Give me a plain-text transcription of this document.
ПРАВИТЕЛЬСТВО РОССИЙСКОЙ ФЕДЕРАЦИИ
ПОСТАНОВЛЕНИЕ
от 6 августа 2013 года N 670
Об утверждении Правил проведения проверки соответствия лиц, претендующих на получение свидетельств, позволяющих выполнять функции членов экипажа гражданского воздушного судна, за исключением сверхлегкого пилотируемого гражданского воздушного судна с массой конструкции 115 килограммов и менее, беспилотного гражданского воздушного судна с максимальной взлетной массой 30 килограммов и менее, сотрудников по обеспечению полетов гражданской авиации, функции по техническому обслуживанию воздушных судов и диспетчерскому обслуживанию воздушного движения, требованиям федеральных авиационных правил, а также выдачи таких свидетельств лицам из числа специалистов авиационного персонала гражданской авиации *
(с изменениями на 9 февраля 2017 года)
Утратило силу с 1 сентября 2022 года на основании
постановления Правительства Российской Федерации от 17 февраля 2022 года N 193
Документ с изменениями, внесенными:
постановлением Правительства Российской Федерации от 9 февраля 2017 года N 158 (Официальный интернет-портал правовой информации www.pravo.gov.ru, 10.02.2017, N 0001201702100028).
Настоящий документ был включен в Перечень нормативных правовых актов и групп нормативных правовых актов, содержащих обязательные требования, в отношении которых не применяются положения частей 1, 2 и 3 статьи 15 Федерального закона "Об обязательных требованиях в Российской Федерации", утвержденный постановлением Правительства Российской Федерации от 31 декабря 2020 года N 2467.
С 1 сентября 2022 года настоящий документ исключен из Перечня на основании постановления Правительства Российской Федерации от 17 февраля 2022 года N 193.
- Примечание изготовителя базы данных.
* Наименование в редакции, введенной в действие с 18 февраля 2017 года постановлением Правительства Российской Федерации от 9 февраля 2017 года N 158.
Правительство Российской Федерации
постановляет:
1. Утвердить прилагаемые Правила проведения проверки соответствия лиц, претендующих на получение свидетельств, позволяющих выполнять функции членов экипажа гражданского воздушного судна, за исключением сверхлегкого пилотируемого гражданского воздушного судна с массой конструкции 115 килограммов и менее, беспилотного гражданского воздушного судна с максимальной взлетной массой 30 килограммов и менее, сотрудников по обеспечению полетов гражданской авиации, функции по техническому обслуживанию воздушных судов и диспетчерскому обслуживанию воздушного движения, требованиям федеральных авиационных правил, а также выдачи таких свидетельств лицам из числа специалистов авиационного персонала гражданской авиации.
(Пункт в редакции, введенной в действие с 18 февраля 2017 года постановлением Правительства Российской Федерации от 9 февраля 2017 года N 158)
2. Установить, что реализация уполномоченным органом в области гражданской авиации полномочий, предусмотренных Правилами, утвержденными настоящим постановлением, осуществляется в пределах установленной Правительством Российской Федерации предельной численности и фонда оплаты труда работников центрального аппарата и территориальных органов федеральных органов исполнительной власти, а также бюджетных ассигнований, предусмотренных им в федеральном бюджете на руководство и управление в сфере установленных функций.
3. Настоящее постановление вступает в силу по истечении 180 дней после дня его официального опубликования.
────────
**DIRECTIONS:**
Check each line above for "редакции" and return the ones that have it.

**SOLUTION FOR THIS TASK:**
* Наименование в редакции, введенной в действие с 18 февраля 2017 года постановлением Правительства Российской Федерации от 9 февраля 2017 года N 158.
(Пункт в редакции, введенной в действие с 18 февраля 2017 года постановлением Правительства Российской Федерации от 9 февраля 2017 года N 158)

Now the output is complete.